__WHAT THIS TASK INVOLVES__:
A line counts if it contains the string "detached"; say how many such lines there are, giving only the number.

__SOURCE DATA__:
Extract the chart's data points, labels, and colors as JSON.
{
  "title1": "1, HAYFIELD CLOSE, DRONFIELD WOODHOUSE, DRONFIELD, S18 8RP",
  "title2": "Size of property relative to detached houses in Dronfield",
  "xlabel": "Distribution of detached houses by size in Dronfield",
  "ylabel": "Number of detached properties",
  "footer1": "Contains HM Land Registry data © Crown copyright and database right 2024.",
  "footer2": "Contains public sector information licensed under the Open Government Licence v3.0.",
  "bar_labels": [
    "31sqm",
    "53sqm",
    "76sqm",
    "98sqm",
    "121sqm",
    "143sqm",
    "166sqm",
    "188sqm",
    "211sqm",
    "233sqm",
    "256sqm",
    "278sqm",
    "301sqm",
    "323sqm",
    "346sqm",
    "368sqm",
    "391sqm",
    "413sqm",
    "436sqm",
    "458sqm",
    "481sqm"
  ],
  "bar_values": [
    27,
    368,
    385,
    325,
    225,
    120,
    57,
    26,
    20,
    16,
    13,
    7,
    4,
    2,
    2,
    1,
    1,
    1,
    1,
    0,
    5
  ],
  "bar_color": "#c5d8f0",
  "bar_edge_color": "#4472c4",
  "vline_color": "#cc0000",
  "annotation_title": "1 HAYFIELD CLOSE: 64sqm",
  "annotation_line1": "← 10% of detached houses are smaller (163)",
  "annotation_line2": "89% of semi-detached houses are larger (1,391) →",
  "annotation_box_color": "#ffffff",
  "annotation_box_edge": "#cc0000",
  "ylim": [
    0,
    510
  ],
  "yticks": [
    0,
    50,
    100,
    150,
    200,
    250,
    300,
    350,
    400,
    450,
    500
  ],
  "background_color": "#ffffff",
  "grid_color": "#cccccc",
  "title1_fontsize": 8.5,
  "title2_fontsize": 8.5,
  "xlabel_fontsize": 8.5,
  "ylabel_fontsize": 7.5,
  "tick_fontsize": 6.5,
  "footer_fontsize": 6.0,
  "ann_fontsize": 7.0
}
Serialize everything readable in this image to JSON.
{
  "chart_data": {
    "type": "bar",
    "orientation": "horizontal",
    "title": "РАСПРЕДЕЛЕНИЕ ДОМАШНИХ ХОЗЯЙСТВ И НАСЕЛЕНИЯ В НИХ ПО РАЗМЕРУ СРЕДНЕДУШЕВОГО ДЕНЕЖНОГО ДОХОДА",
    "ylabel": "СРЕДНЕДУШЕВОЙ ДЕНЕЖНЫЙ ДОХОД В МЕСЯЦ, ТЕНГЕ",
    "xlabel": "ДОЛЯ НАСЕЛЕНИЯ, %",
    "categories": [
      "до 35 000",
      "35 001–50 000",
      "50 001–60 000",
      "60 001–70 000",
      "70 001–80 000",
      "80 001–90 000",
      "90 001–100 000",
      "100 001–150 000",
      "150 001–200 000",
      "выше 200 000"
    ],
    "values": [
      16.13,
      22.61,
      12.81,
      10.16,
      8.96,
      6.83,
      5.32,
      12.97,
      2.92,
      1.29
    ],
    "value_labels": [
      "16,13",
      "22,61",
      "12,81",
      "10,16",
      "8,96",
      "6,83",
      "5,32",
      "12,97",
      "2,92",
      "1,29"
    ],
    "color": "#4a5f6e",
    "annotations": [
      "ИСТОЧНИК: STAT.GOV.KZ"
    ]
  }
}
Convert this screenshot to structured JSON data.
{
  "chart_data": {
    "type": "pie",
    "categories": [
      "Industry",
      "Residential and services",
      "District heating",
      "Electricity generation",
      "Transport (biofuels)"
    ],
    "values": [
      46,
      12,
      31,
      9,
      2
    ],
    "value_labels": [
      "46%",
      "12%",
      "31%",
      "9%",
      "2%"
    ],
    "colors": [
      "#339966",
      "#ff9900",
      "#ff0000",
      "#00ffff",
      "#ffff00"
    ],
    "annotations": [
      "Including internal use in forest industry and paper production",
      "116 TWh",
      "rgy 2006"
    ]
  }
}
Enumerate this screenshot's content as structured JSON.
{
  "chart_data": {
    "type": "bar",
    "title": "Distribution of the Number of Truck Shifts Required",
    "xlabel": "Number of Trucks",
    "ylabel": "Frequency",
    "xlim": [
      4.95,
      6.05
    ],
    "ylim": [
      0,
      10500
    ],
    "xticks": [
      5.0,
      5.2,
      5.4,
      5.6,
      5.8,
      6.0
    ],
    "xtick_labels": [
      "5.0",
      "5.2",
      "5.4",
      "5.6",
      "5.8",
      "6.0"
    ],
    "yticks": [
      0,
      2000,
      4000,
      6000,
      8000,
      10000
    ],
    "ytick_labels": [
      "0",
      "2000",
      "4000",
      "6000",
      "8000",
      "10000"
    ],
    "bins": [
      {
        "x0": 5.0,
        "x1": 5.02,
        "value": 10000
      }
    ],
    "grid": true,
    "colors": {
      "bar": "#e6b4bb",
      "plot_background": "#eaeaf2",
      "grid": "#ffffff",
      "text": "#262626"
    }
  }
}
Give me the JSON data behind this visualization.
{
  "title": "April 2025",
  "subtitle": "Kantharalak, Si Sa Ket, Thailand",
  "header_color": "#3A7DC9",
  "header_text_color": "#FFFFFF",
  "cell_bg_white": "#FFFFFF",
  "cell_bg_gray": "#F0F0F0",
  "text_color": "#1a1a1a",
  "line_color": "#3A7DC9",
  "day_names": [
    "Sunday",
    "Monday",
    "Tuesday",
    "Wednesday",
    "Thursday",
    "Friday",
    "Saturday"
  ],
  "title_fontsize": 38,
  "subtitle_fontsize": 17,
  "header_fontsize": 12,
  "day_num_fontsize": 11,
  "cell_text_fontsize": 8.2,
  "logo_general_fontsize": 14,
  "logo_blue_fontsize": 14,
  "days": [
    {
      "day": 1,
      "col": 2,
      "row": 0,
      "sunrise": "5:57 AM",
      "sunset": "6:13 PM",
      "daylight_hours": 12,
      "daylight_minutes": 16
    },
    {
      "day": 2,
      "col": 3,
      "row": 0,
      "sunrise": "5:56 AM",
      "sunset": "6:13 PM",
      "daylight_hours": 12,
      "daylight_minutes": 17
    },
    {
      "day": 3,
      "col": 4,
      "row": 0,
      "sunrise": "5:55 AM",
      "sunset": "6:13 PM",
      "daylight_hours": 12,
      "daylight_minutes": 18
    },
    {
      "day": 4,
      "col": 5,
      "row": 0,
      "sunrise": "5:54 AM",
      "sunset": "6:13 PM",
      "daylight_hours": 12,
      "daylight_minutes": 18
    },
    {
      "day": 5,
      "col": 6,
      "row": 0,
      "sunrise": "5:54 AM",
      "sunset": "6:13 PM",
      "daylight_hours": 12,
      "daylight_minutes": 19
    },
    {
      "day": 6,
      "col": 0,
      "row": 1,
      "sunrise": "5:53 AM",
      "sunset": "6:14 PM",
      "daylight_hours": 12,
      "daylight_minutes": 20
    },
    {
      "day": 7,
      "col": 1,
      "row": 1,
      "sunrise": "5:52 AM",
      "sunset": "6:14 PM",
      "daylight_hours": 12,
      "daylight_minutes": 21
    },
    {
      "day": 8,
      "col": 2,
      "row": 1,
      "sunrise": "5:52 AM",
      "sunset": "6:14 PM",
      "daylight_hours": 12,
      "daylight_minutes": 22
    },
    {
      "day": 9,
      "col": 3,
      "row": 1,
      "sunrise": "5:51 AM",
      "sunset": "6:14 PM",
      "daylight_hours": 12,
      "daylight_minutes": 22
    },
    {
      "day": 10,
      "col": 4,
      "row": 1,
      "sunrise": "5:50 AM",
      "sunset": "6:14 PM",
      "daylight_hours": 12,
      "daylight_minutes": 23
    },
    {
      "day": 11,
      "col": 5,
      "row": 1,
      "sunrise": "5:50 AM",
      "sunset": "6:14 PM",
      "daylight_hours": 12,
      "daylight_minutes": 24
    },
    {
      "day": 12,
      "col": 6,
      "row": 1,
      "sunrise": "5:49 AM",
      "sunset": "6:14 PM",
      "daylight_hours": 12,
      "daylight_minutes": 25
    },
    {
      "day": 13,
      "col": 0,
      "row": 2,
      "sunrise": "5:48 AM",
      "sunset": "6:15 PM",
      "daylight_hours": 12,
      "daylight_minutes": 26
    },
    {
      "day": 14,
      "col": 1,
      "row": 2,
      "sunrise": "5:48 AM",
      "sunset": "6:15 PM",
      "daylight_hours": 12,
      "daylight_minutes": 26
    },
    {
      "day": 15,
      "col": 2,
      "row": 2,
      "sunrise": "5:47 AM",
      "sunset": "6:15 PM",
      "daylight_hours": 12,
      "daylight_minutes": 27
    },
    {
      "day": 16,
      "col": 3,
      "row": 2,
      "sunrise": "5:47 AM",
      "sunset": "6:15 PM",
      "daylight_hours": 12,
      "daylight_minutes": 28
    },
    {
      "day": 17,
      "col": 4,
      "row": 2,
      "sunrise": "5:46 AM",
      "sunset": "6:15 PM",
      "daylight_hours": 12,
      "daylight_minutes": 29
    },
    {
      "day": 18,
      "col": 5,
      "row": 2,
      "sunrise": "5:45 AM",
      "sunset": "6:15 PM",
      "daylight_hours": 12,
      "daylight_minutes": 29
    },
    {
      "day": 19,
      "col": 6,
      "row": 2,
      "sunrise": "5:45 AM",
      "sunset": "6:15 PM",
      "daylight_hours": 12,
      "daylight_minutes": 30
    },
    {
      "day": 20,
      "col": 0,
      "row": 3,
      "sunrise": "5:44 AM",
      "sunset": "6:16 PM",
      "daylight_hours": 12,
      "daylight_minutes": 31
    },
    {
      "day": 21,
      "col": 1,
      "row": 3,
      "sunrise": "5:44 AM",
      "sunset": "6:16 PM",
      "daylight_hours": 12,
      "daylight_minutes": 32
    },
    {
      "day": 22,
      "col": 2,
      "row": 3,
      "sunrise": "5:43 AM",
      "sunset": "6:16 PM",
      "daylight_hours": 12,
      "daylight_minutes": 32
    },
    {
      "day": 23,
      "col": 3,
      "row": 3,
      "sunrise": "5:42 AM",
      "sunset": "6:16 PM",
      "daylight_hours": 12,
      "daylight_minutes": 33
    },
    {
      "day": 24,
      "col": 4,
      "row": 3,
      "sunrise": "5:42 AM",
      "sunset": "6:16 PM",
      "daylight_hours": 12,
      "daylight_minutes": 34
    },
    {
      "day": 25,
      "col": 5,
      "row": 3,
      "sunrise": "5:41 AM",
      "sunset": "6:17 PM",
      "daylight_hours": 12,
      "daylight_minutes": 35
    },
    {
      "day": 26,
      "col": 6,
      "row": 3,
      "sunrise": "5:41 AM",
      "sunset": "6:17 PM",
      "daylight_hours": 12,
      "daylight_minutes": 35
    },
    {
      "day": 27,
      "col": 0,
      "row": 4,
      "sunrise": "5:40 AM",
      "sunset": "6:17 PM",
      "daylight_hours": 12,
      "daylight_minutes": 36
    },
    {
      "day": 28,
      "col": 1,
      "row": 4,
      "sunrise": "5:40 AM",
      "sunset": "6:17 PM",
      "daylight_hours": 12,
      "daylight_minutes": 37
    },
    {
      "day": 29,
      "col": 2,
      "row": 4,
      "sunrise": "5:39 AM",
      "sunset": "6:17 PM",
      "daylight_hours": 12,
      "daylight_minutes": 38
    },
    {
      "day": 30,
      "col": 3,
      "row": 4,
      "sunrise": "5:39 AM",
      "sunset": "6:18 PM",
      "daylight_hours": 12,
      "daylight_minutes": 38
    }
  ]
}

__WORKED ANSWER__:
5